To do – Wherever the word "средствами" appears in the entries, copy the whole line.

── Dataset excerpts ──

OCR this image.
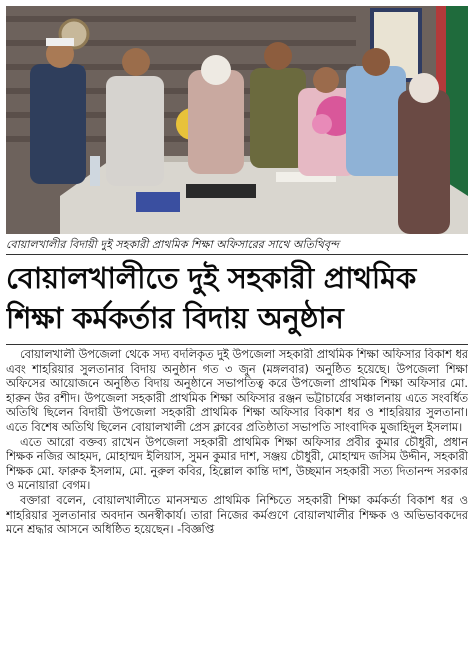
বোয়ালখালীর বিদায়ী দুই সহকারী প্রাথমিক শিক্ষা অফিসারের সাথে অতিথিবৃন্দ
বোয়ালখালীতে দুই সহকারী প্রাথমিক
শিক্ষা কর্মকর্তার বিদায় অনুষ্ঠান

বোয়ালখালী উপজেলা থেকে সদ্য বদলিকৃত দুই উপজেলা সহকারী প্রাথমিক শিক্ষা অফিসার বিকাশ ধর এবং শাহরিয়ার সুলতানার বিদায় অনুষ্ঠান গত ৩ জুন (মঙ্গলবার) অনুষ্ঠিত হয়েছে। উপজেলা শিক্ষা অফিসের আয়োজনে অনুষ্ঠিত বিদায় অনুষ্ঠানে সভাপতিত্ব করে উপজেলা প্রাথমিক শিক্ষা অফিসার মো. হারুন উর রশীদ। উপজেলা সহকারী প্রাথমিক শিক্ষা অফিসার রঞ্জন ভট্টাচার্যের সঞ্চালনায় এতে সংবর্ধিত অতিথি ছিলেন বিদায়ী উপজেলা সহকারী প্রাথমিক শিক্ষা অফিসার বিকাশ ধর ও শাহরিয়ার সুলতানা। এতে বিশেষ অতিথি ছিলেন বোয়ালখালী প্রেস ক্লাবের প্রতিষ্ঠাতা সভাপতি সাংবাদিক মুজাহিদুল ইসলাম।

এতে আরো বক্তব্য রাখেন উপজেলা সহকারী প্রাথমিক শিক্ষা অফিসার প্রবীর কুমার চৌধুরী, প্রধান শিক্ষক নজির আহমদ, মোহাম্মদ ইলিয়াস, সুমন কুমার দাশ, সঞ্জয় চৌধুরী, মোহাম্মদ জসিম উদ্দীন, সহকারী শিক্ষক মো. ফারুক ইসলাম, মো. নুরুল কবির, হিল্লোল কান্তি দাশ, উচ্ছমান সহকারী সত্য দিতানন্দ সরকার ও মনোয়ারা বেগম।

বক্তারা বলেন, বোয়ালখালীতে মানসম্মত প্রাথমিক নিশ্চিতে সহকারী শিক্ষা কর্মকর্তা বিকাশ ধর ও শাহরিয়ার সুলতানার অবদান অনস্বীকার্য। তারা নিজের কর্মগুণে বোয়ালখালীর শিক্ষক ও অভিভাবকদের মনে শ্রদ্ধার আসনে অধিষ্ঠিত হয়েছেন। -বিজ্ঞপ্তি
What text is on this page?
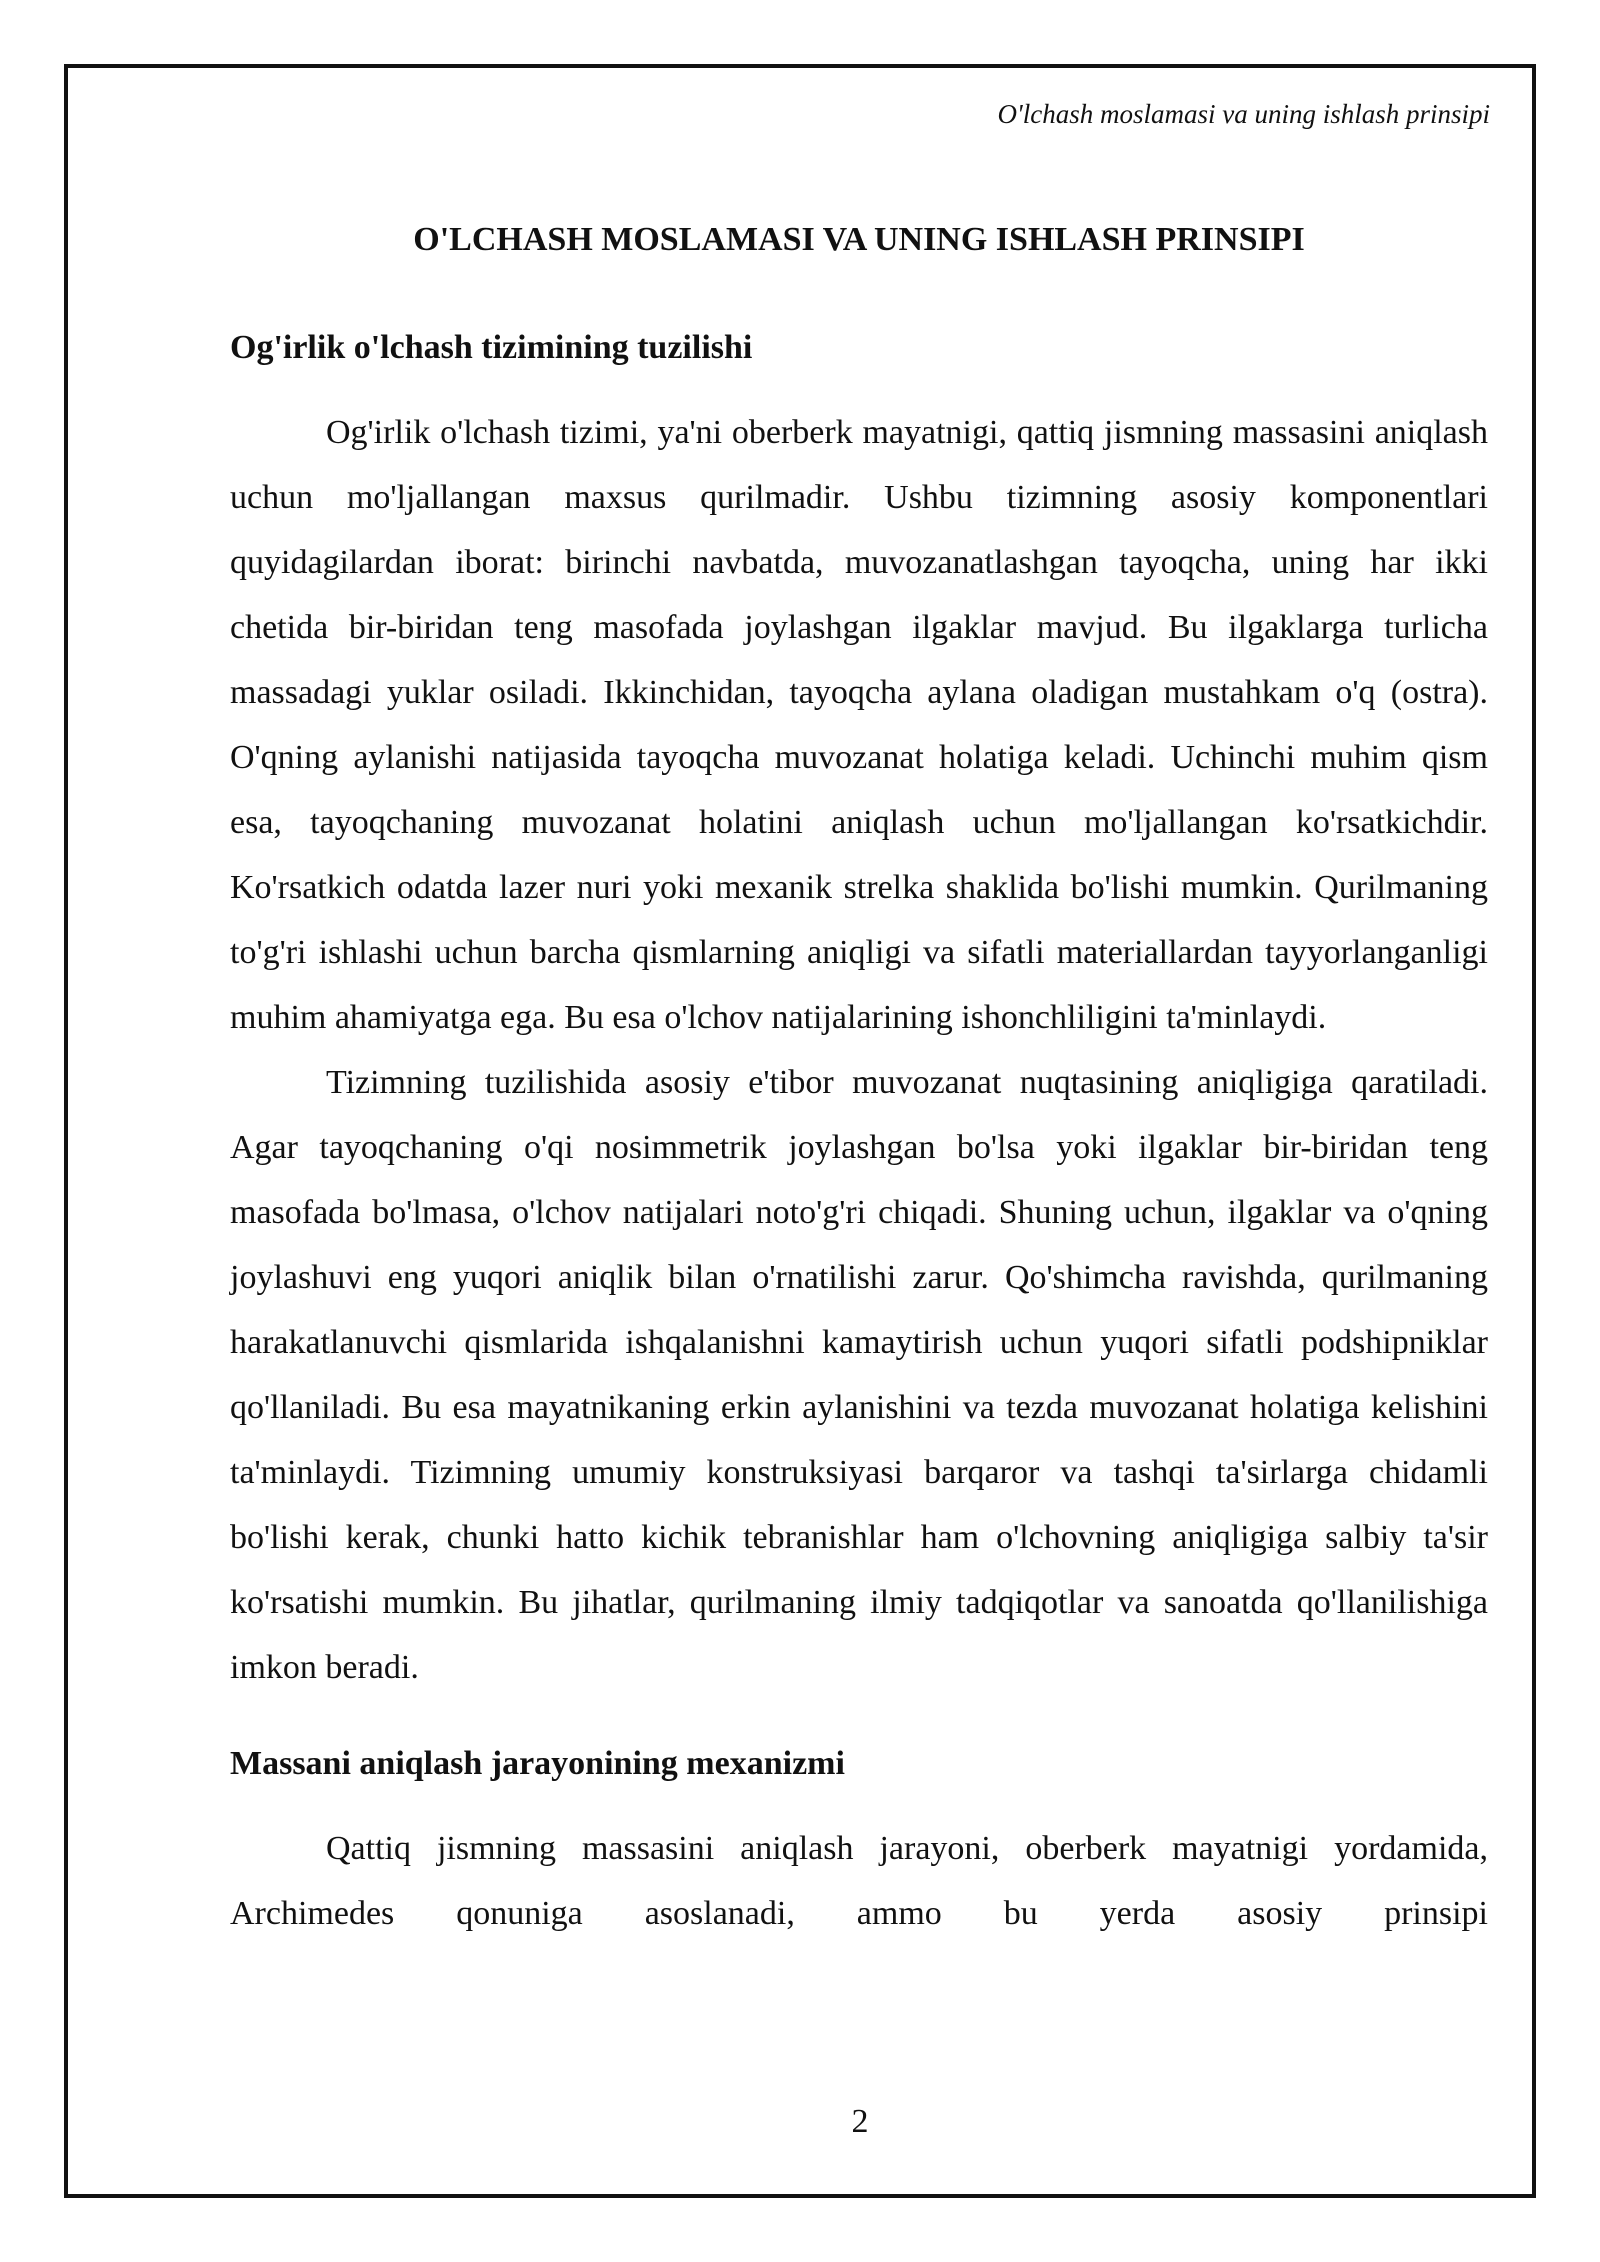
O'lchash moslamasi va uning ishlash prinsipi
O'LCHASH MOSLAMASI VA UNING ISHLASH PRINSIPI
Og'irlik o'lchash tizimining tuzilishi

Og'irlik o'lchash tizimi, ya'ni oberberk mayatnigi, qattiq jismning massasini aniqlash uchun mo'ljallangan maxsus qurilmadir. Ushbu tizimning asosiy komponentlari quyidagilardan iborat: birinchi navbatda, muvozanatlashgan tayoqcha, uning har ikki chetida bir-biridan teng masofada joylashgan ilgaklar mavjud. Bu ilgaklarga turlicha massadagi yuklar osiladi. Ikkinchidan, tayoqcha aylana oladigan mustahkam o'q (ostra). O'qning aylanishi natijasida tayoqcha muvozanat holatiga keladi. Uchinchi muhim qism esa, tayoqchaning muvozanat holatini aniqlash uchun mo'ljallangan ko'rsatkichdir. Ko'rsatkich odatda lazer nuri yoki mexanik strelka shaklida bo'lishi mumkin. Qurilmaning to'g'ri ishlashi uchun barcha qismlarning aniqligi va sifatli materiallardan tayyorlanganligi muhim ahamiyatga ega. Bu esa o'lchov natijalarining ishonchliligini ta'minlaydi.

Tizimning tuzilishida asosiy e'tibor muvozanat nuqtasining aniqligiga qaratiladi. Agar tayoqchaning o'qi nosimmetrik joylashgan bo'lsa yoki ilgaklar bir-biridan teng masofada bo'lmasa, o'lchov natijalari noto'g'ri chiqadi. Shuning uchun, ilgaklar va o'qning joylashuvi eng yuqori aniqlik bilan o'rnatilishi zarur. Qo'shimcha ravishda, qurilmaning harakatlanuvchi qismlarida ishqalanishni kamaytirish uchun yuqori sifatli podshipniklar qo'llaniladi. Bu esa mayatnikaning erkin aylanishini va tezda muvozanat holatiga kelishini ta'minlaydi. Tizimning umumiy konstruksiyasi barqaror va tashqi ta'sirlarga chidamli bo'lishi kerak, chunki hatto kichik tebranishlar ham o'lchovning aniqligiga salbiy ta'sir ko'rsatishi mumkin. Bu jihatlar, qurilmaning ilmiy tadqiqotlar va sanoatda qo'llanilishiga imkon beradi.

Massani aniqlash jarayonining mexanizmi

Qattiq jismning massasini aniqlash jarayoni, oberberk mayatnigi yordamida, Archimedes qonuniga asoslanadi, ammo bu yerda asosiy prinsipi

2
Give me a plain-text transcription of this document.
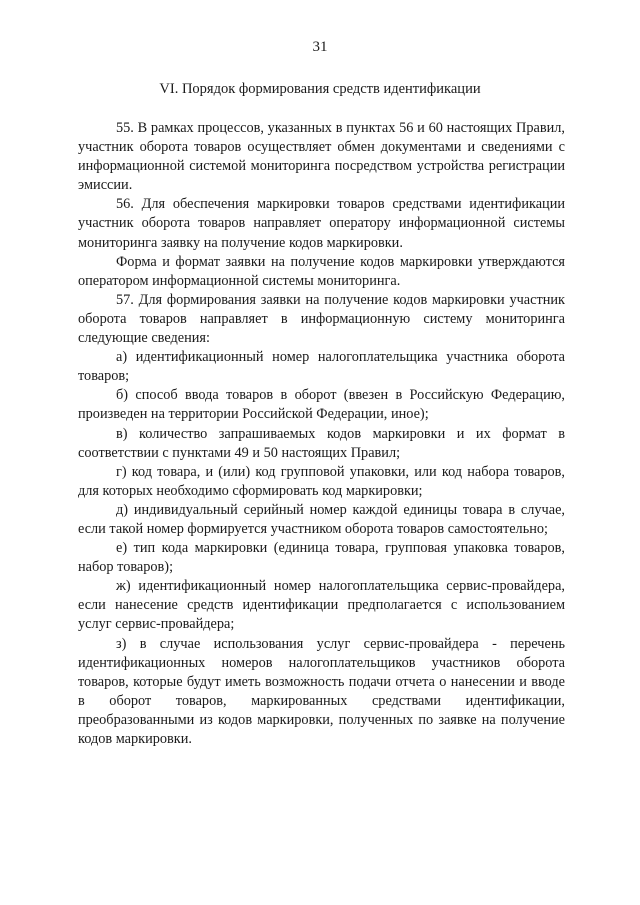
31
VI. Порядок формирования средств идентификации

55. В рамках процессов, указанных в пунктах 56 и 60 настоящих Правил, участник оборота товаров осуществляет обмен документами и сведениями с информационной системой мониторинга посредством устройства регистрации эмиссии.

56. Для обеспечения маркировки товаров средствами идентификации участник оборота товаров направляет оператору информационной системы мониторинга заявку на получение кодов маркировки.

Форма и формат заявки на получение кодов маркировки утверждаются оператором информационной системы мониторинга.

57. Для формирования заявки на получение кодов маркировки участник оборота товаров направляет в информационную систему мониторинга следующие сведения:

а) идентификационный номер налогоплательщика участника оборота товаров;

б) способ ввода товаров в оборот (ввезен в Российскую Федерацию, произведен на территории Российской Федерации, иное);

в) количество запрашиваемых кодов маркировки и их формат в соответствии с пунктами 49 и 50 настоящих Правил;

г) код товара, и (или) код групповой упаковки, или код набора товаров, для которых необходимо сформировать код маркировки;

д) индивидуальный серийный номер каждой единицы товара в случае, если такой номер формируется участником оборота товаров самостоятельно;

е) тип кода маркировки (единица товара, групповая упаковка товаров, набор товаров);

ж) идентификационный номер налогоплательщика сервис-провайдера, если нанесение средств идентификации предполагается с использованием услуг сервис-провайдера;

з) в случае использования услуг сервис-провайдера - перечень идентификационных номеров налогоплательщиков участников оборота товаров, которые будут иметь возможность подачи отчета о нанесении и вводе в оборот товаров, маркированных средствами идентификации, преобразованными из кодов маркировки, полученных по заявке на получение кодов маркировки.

───

Answer to this problem –
56. Для обеспечения маркировки товаров средствами идентификации участник оборота товаров направляет оператору информационной системы мониторинга заявку на получение кодов маркировки.
з) в случае использования услуг сервис-провайдера - перечень идентификационных номеров налогоплательщиков участников оборота товаров, которые будут иметь возможность подачи отчета о нанесении и вводе в оборот товаров, маркированных средствами идентификации, преобразованными из кодов маркировки, полученных по заявке на получение кодов маркировки.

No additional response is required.